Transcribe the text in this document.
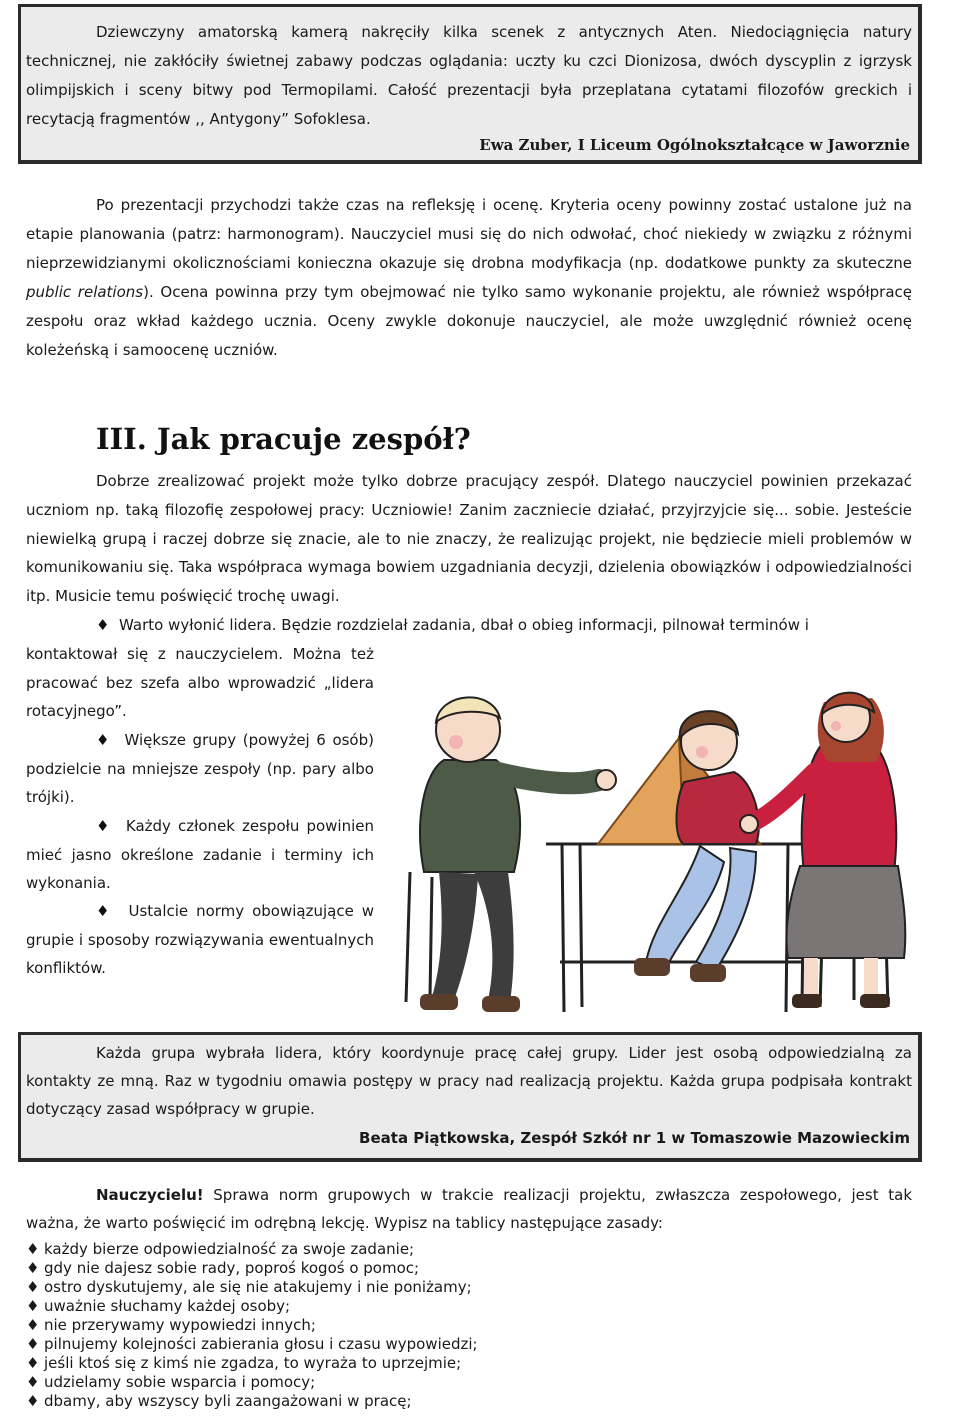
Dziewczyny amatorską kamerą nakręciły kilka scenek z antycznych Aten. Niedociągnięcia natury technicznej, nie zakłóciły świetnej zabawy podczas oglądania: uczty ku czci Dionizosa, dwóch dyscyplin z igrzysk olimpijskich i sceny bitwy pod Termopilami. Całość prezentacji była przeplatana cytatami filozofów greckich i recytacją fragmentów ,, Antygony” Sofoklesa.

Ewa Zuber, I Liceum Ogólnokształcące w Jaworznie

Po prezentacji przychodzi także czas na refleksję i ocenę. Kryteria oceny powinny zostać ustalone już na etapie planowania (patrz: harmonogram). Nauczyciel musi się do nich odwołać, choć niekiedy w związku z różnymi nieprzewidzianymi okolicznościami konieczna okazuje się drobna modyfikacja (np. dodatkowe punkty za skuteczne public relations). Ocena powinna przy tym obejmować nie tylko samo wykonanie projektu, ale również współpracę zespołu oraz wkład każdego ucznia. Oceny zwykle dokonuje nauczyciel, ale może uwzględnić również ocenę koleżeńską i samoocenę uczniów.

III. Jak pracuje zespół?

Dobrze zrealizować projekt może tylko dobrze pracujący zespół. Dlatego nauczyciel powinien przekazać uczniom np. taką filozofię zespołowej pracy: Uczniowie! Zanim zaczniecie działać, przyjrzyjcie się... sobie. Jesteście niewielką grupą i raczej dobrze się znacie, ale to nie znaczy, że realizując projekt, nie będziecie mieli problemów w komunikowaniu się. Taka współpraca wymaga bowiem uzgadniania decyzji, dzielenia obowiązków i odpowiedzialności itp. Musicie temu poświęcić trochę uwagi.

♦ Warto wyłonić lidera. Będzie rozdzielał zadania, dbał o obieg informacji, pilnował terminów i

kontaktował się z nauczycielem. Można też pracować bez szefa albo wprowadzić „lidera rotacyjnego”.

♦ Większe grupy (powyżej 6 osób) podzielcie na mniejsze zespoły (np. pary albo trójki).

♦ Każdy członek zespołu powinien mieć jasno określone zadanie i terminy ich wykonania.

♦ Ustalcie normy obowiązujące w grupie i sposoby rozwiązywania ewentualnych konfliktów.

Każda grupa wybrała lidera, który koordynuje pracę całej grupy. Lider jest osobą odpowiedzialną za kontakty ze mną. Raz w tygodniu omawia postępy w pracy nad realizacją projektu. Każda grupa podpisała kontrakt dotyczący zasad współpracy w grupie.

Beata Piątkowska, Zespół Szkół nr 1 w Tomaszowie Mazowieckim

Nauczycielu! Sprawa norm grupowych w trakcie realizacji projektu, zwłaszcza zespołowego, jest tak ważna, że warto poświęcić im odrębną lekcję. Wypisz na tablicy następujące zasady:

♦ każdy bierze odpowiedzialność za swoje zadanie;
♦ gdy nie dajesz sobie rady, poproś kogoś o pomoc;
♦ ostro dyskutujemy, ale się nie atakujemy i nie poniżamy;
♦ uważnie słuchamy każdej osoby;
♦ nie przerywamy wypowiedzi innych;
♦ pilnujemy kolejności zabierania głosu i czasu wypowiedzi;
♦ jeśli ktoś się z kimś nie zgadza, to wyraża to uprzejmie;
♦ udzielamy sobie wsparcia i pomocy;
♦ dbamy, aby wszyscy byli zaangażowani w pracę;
^^^^
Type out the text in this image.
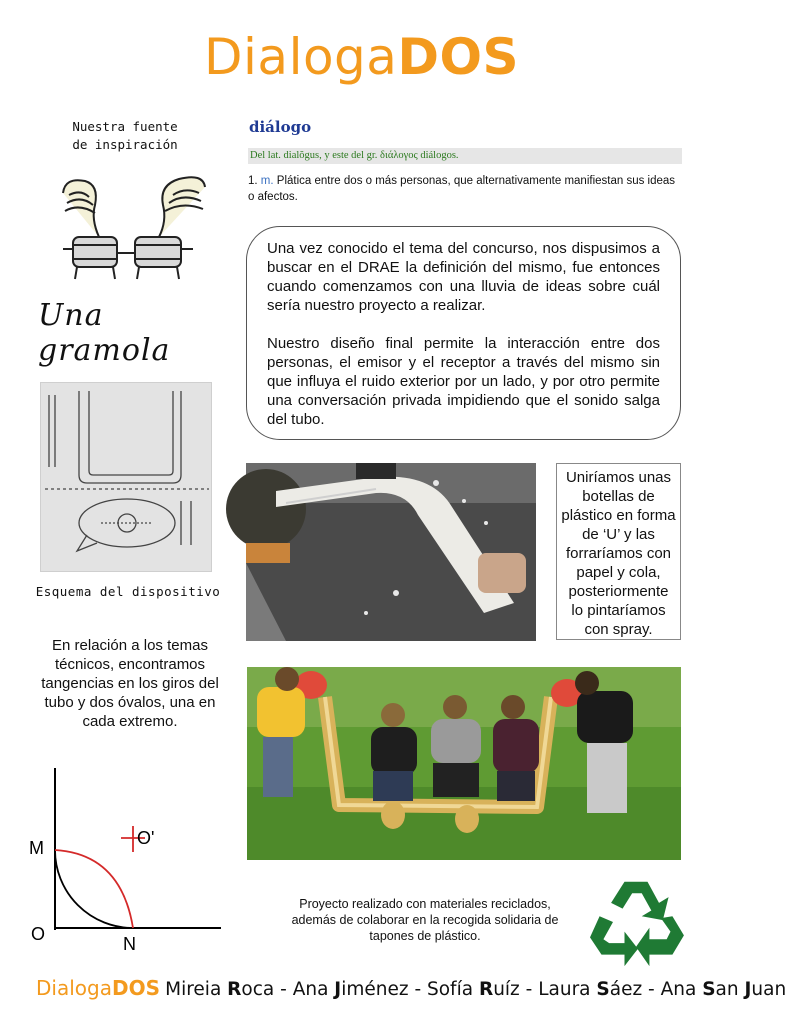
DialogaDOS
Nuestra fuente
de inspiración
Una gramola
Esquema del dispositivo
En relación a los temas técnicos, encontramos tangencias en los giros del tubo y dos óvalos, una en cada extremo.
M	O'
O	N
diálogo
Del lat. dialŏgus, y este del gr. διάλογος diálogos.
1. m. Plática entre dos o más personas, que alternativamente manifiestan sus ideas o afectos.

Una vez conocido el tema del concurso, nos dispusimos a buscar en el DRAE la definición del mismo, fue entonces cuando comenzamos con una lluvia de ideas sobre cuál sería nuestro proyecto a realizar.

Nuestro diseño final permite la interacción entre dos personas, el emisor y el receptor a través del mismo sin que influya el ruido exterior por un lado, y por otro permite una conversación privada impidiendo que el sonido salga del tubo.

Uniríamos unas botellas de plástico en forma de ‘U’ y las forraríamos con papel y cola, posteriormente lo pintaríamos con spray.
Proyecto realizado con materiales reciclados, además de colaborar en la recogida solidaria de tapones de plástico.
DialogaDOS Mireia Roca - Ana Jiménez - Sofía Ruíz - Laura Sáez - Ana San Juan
^^^^
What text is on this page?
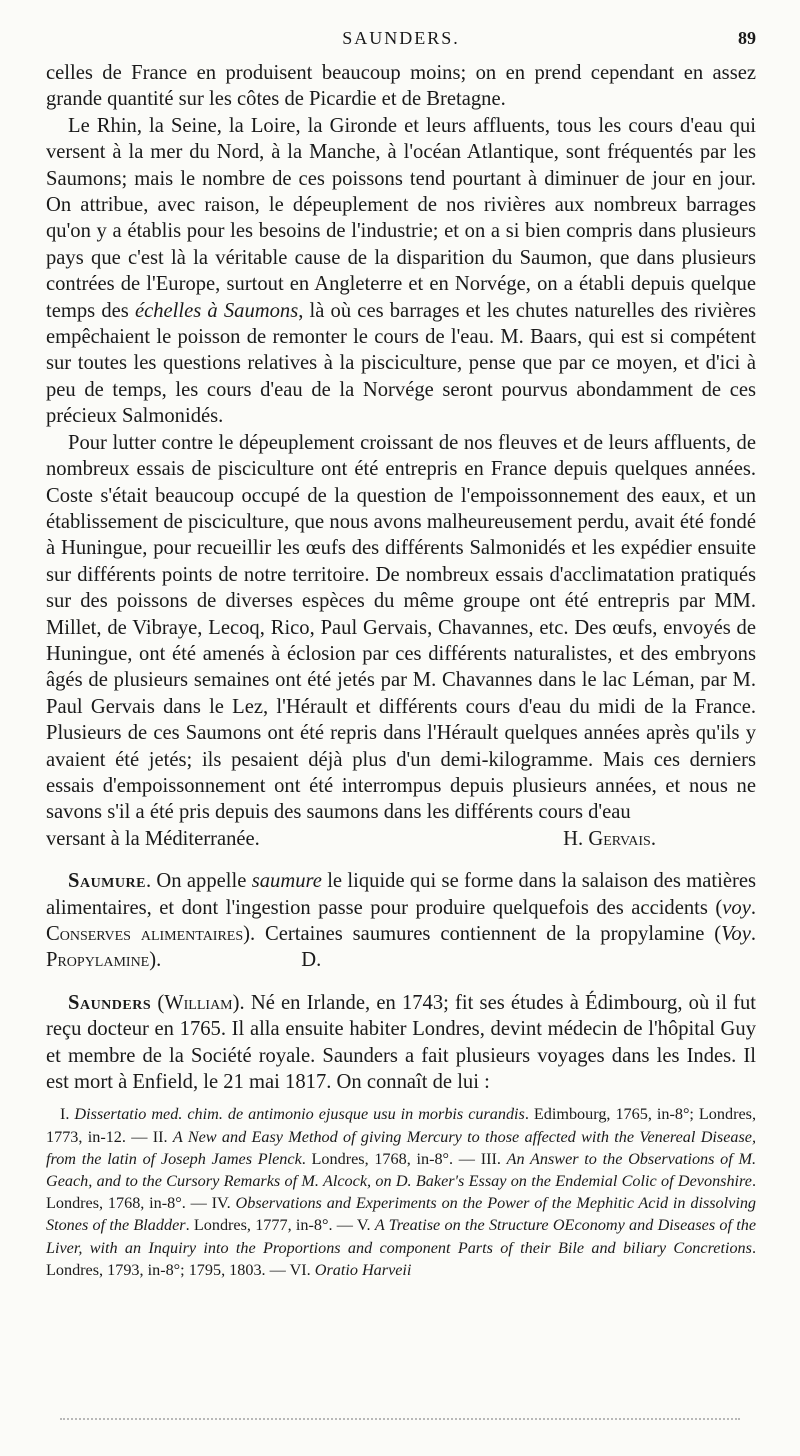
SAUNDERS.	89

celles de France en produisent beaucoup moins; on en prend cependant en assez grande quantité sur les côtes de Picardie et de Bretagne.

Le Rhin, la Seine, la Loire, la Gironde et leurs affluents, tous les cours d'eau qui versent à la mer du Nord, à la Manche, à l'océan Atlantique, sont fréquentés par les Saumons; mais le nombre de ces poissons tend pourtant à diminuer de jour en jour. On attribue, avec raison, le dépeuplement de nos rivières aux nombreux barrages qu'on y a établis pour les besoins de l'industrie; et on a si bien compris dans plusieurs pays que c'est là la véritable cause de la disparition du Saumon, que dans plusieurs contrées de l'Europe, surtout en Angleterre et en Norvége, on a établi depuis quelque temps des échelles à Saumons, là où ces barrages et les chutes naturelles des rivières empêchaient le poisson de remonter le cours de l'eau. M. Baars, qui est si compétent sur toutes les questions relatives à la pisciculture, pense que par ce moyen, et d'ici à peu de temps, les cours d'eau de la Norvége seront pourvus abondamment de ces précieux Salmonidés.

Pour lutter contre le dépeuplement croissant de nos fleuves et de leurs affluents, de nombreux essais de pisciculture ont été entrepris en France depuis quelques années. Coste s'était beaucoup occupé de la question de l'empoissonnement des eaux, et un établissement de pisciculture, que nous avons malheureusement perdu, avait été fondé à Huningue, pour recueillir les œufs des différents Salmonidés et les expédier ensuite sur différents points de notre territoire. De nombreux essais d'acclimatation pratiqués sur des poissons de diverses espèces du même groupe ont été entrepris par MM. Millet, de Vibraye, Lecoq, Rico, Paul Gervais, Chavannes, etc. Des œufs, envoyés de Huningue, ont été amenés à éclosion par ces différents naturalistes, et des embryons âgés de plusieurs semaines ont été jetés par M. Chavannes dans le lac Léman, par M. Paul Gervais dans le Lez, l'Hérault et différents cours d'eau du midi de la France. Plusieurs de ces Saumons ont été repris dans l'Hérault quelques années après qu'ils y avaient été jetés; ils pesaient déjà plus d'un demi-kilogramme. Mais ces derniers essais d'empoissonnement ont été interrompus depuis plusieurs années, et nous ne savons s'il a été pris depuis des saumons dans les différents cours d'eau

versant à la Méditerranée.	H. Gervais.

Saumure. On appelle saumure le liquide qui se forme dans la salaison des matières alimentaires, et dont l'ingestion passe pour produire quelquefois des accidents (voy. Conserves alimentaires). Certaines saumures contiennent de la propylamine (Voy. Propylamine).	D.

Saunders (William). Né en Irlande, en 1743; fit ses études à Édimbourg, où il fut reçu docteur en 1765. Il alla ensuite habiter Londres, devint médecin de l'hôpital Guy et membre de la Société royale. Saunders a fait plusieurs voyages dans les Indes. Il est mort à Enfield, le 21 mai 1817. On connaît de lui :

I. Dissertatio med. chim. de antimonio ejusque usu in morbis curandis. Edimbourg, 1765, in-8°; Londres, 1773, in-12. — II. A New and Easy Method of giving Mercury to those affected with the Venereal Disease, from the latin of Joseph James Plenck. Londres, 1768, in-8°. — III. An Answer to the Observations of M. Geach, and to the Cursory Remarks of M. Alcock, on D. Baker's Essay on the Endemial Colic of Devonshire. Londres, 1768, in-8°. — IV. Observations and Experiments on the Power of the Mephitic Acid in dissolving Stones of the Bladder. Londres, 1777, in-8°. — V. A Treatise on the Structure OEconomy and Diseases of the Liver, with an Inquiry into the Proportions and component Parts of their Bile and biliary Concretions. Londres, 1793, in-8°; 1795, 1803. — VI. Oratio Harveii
^^^^
SET PROBLEM »
Which lines in the records above contain the string "zadanie"? Copy each one.

OUTPUT OF THE TASK »
♦ Każdy członek zespołu powinien mieć jasno określone zadanie i terminy ich wykonania.
♦ każdy bierze odpowiedzialność za swoje zadanie;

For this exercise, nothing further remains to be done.